Write out again only the lines between the one with "Parse this chart and return its data as JSON." and the end of the records below, both ends counted, and don't include the pictures.

## Begin

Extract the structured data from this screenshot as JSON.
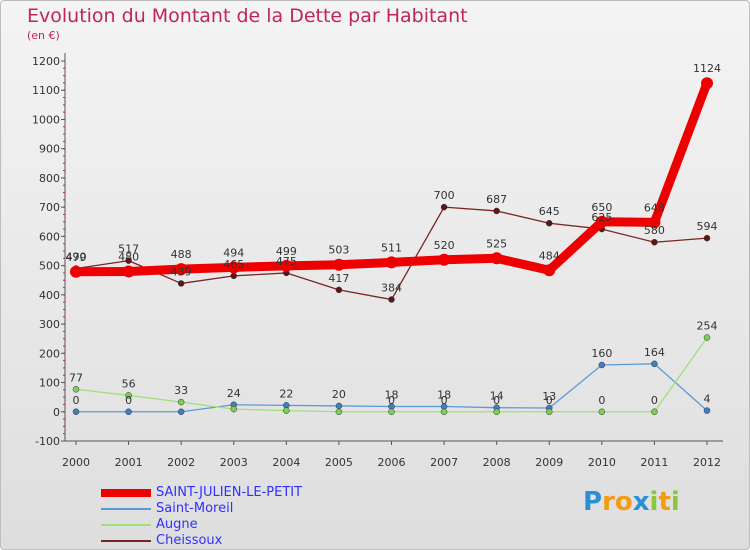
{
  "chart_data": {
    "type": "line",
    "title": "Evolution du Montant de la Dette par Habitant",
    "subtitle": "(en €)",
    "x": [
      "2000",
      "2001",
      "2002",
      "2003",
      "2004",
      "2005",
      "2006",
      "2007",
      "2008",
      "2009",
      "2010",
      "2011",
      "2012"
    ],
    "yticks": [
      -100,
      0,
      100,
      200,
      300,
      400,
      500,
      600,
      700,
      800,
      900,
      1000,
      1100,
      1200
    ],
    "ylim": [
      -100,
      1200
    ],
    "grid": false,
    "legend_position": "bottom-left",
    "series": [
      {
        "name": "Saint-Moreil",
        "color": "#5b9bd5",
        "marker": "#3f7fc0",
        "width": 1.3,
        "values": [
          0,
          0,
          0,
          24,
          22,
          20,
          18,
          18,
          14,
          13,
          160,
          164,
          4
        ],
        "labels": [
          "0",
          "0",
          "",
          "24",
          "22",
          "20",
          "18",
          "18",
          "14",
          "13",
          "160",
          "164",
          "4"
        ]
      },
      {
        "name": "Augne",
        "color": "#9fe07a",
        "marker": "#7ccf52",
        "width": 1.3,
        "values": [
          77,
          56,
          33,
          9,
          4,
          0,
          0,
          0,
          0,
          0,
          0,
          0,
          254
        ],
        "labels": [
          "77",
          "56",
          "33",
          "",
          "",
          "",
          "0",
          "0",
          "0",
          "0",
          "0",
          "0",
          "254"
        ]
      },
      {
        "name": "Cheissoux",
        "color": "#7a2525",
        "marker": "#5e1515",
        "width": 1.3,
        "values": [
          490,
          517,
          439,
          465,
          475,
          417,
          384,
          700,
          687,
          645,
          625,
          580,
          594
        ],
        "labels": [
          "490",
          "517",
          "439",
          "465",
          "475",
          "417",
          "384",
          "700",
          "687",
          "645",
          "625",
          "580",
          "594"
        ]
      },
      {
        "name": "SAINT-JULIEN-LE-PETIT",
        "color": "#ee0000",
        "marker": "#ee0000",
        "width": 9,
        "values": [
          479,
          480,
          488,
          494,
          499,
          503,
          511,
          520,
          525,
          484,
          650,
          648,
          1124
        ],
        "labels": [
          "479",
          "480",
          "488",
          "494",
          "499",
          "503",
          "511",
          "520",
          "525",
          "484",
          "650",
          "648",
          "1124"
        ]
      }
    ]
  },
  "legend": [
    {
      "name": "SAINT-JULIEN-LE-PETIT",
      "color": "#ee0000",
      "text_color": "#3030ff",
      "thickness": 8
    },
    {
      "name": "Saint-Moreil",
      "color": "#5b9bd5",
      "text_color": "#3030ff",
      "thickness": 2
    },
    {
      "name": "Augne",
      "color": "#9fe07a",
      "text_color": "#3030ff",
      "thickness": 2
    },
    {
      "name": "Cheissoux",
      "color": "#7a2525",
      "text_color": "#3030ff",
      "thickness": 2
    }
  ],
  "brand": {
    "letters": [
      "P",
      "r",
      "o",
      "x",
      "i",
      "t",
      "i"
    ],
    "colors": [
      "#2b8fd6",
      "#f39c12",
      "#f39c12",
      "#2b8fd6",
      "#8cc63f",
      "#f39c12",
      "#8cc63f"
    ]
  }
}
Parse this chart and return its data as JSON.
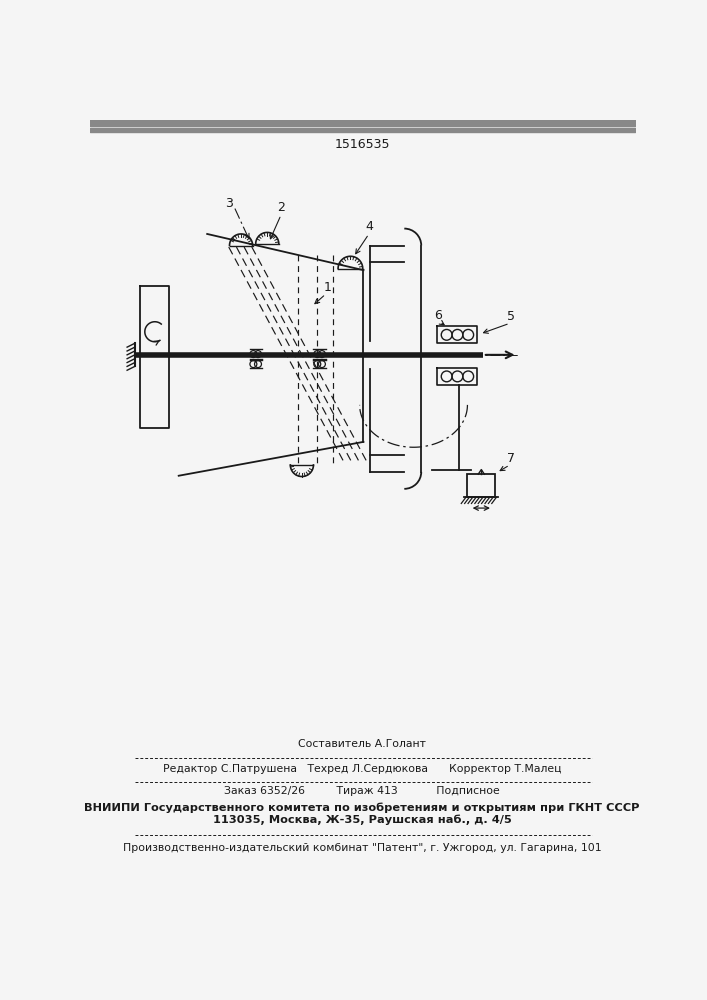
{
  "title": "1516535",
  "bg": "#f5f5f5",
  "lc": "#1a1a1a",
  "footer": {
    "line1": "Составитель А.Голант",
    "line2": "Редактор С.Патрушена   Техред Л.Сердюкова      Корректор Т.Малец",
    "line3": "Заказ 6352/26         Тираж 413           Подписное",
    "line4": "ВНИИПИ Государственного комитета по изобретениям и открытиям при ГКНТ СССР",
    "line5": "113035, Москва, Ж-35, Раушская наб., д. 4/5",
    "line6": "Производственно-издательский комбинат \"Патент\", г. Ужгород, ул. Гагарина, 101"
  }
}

## End

* _SOLUTION TO THIS EXERCISE_:
Parse this chart and return its data as JSON.
{
  "title": "1516535",
  "bg": "#f5f5f5",
  "lc": "#1a1a1a",
  "footer": {
    "line1": "Составитель А.Голант",
    "line2": "Редактор С.Патрушена   Техред Л.Сердюкова      Корректор Т.Малец",
    "line3": "Заказ 6352/26         Тираж 413           Подписное",
    "line4": "ВНИИПИ Государственного комитета по изобретениям и открытиям при ГКНТ СССР",
    "line5": "113035, Москва, Ж-35, Раушская наб., д. 4/5",
    "line6": "Производственно-издательский комбинат \"Патент\", г. Ужгород, ул. Гагарина, 101"
  }
}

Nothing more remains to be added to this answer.